Data extracted from a collection →
+ + + + +

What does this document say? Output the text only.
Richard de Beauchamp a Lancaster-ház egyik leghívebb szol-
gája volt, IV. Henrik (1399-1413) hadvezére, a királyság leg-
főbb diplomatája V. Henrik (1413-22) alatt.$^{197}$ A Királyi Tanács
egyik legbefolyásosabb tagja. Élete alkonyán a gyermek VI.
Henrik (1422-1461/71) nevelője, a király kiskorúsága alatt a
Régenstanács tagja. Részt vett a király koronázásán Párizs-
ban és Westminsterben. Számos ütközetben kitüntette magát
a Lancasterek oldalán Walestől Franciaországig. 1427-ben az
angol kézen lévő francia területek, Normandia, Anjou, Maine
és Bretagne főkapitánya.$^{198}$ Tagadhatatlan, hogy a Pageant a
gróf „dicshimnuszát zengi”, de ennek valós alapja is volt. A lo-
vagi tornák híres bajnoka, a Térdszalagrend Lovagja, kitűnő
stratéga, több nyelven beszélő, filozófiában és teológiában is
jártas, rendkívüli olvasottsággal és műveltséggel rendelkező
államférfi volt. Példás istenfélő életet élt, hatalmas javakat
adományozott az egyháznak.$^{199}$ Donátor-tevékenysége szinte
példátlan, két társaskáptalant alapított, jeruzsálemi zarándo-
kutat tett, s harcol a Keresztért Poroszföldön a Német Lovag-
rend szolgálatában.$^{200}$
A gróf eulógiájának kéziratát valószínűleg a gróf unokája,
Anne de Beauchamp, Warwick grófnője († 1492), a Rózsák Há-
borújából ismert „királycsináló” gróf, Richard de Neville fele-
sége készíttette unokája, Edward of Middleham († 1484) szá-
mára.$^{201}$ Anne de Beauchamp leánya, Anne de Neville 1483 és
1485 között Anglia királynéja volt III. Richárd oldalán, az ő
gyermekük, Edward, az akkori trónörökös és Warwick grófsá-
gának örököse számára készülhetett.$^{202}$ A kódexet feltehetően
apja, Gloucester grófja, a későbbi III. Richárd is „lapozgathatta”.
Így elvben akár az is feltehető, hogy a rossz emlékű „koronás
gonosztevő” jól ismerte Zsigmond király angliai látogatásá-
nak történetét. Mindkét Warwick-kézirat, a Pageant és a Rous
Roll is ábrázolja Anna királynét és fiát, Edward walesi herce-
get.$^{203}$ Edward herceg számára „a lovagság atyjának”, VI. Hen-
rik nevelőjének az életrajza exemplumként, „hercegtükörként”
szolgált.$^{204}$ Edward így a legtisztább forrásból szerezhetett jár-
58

+ + + + +

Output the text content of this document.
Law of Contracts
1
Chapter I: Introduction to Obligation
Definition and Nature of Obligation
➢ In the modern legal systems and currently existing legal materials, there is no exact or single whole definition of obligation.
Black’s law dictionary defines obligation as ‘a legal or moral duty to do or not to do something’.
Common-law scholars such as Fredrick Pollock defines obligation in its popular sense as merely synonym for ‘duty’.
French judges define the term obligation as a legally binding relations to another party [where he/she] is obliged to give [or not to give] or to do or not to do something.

+ + + + +

WORK INSTRUCTIONS → Pick out and copy the lines of the material that include the word "unokája".

THE COMPLETED TASK →
A gróf eulógiájának kéziratát valószínűleg a gróf unokája,
sége készíttette unokája, Edward of Middleham († 1484) szá-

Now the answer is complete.